> THE REQUEST: Count the lines below that contain the word "Read" and give only the number.

--- BEGIN RECORDS SHOWN ---

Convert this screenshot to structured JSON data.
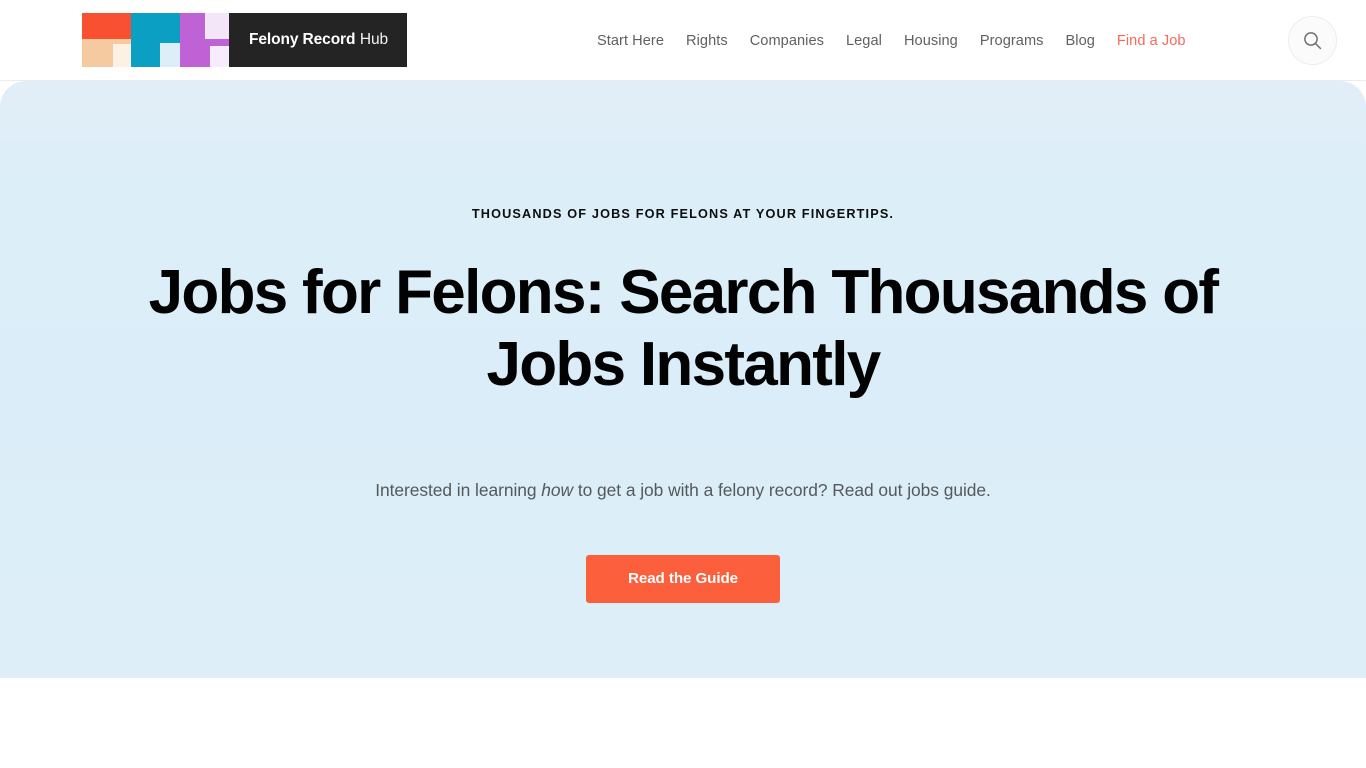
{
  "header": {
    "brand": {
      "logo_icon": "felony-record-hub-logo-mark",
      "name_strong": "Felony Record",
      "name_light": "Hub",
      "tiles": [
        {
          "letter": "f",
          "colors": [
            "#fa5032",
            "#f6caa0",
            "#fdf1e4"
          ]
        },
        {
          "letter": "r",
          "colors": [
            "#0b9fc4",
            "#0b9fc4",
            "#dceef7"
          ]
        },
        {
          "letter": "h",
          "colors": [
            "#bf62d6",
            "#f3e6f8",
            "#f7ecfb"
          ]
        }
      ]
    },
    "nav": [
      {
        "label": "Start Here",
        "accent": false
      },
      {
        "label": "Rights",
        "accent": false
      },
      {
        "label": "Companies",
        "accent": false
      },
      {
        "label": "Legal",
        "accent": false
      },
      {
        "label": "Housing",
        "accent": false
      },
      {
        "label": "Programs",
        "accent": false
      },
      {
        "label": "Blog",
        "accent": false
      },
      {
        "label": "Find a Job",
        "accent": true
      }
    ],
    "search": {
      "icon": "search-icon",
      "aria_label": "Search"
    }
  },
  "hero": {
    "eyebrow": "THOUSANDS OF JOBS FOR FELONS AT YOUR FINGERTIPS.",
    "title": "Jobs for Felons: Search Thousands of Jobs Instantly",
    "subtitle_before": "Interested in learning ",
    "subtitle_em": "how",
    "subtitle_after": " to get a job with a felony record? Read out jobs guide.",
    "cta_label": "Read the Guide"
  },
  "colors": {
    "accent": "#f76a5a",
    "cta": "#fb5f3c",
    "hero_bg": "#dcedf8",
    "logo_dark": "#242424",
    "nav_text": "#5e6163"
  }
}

--- END RECORDS SHOWN ---

> RESULT OF THIS EXERCISE: 2